## begin Records to process

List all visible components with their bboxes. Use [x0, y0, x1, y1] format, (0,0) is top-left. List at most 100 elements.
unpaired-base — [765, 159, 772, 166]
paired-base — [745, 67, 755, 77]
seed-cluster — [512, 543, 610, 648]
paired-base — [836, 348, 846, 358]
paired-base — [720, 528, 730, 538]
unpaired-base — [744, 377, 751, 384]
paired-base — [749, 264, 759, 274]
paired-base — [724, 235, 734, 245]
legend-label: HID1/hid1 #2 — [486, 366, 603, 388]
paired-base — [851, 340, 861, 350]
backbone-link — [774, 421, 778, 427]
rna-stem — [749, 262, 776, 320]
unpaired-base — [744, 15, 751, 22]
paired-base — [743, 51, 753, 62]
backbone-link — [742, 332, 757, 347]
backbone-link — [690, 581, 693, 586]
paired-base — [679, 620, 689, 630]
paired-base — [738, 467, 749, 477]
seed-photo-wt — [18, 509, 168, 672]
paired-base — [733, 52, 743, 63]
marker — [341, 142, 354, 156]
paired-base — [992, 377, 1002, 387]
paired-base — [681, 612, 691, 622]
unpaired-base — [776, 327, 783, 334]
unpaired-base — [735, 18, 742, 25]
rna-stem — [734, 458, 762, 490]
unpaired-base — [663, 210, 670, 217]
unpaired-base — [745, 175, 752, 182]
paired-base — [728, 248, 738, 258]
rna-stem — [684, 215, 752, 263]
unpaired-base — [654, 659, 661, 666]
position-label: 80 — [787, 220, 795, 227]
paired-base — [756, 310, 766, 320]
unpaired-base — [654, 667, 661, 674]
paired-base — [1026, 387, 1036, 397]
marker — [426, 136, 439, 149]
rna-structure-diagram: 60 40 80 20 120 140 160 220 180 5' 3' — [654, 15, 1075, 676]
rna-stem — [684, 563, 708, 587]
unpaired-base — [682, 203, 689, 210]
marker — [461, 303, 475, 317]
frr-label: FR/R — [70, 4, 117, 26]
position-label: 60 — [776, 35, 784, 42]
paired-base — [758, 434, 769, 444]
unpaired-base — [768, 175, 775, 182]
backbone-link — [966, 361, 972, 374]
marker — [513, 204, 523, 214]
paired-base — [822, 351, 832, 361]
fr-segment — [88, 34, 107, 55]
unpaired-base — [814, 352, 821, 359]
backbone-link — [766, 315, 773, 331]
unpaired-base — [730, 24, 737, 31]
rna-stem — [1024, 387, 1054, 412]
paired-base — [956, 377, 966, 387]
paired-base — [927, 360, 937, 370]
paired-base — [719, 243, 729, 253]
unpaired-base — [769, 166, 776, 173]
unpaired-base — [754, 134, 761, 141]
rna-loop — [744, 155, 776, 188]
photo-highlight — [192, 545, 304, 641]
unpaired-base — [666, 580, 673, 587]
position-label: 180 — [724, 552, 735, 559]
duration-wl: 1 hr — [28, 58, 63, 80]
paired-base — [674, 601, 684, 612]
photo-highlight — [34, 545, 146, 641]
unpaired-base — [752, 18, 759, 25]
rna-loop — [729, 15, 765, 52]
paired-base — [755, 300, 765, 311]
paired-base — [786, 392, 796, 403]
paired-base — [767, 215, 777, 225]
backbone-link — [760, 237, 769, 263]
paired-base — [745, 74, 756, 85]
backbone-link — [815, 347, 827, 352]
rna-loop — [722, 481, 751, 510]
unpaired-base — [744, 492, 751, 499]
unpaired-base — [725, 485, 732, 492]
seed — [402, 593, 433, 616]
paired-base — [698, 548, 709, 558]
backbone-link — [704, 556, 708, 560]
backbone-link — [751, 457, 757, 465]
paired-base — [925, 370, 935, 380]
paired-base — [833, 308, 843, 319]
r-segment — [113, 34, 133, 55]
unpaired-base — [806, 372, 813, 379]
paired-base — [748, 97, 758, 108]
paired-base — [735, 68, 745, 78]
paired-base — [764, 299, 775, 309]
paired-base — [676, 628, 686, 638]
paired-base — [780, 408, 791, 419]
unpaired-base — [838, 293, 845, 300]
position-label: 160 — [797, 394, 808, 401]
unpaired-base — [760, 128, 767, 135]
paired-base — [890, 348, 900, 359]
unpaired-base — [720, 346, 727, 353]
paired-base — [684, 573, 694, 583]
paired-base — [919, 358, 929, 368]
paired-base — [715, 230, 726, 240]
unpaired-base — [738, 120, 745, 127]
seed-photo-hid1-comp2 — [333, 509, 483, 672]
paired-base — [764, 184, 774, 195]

## end Records to process

Starting at the beginning of the items and ending at the line that contains "paired-base — [728, 248, 738, 258]", with both ends included, rewrite each line as a row in a Markdown table with the columns "No." and "Text". Leave out any blank lines.

| No. | Text |
|---|---|
| 1 | List all visible components with their bboxes. Use [x0, y0, x1, y1] format, (0,0) is top-left. List at most 100 elements. |
| 2 | unpaired-base — [765, 159, 772, 166] |
| 3 | paired-base — [745, 67, 755, 77] |
| 4 | seed-cluster — [512, 543, 610, 648] |
| 5 | paired-base — [836, 348, 846, 358] |
| 6 | paired-base — [720, 528, 730, 538] |
| 7 | unpaired-base — [744, 377, 751, 384] |
| 8 | paired-base — [749, 264, 759, 274] |
| 9 | paired-base — [724, 235, 734, 245] |
| 10 | legend-label: HID1/hid1 #2 — [486, 366, 603, 388] |
| 11 | paired-base — [851, 340, 861, 350] |
| 12 | backbone-link — [774, 421, 778, 427] |
| 13 | rna-stem — [749, 262, 776, 320] |
| 14 | unpaired-base — [744, 15, 751, 22] |
| 15 | paired-base — [743, 51, 753, 62] |
| 16 | backbone-link — [742, 332, 757, 347] |
| 17 | backbone-link — [690, 581, 693, 586] |
| 18 | paired-base — [679, 620, 689, 630] |
| 19 | paired-base — [738, 467, 749, 477] |
| 20 | seed-photo-wt — [18, 509, 168, 672] |
| 21 | paired-base — [733, 52, 743, 63] |
| 22 | marker — [341, 142, 354, 156] |
| 23 | paired-base — [992, 377, 1002, 387] |
| 24 | paired-base — [681, 612, 691, 622] |
| 25 | unpaired-base — [776, 327, 783, 334] |
| 26 | unpaired-base — [735, 18, 742, 25] |
| 27 | rna-stem — [734, 458, 762, 490] |
| 28 | unpaired-base — [663, 210, 670, 217] |
| 29 | unpaired-base — [745, 175, 752, 182] |
| 30 | paired-base — [728, 248, 738, 258] |